The answer is one number: how many lines in the data below hold "ГУЗО".

*** Material ***

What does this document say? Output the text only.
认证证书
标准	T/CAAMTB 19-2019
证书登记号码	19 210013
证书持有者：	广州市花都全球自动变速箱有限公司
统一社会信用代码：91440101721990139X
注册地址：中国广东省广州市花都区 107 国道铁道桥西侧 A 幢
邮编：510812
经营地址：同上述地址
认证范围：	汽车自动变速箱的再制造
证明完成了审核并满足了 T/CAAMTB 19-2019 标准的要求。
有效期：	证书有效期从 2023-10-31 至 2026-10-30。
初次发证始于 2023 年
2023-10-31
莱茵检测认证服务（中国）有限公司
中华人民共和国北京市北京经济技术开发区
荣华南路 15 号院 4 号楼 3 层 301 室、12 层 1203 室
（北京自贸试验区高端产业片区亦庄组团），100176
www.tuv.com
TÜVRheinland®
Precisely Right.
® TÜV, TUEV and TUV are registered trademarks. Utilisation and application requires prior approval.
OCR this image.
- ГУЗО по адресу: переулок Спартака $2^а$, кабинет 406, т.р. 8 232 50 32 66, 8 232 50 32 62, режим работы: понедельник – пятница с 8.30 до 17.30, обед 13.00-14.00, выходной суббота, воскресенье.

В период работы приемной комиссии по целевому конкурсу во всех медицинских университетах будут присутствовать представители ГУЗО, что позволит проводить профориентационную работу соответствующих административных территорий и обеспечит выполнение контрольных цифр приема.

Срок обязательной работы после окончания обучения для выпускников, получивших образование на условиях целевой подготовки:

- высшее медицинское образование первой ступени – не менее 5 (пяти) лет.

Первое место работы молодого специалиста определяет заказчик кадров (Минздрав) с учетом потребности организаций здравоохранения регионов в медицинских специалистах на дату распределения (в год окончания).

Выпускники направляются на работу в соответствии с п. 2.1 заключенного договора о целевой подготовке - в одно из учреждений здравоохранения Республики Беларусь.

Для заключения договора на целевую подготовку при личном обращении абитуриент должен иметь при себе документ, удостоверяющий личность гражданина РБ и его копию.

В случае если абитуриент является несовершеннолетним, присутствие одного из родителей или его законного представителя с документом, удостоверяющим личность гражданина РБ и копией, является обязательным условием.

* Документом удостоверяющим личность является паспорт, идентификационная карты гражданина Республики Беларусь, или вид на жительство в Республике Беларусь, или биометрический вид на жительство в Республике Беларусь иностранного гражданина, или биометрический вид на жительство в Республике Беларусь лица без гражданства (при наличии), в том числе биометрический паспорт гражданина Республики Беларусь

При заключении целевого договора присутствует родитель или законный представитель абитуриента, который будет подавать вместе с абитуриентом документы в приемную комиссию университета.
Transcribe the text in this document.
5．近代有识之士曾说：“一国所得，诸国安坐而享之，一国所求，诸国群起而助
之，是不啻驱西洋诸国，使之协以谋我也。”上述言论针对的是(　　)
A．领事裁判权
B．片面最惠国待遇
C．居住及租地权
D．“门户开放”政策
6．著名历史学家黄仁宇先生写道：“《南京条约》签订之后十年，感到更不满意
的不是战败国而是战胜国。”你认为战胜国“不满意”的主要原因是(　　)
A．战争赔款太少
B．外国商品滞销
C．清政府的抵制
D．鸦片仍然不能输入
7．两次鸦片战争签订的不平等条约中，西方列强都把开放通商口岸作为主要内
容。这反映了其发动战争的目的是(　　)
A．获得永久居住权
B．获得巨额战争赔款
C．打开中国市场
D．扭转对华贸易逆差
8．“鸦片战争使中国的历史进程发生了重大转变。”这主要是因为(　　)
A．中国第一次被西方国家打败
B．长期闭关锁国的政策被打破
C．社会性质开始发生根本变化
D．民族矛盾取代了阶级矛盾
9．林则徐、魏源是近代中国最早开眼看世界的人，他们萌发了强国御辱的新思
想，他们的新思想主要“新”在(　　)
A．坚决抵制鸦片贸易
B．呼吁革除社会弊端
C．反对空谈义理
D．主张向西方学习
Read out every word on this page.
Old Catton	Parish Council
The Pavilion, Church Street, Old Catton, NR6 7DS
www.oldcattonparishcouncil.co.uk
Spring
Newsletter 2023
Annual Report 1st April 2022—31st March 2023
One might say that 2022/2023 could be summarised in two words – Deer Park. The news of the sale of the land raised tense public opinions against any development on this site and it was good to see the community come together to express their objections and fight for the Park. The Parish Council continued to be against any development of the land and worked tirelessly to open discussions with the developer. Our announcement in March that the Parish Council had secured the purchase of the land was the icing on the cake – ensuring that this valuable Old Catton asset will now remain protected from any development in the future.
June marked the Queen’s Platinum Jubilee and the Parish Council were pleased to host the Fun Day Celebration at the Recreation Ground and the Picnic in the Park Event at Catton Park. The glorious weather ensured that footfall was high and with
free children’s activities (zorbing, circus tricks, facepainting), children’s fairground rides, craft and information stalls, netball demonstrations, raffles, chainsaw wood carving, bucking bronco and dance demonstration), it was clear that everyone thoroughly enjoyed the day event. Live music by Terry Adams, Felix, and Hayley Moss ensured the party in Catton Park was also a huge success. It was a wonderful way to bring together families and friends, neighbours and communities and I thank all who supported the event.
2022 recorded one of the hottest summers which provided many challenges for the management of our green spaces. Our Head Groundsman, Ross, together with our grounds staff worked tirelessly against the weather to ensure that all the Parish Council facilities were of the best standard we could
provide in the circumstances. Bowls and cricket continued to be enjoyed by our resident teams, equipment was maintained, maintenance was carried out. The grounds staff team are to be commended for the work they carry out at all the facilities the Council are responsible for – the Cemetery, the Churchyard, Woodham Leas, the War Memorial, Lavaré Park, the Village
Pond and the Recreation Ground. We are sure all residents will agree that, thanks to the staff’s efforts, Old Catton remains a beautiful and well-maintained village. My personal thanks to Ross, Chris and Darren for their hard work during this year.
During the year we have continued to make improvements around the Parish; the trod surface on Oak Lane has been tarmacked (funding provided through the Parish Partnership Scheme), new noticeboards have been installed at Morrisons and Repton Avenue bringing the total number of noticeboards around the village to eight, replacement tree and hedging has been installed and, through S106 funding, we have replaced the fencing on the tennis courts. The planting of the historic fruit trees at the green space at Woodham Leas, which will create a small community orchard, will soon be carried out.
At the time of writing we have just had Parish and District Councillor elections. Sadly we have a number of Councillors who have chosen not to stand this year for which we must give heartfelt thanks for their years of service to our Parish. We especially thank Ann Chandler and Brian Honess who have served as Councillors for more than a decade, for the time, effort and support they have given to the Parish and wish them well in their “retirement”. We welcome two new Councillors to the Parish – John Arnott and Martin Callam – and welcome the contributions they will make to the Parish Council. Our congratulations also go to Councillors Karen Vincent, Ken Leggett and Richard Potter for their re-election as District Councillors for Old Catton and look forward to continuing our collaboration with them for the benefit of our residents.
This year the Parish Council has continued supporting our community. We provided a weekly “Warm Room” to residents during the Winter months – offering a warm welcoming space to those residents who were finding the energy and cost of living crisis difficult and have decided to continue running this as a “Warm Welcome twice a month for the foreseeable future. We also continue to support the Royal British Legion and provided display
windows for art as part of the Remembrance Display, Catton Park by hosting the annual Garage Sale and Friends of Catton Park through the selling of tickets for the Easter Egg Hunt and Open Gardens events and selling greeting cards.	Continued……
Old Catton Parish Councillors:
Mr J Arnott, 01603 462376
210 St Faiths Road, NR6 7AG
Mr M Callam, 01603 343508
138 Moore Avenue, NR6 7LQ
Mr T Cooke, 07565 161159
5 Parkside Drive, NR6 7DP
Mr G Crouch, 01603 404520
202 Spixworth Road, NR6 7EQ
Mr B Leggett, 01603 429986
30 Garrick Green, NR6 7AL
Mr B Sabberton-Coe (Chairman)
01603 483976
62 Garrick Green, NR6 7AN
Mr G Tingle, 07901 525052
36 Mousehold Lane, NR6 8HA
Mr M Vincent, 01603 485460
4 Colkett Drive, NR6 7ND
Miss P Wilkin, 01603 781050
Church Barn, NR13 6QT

***

• Exercise answer:
2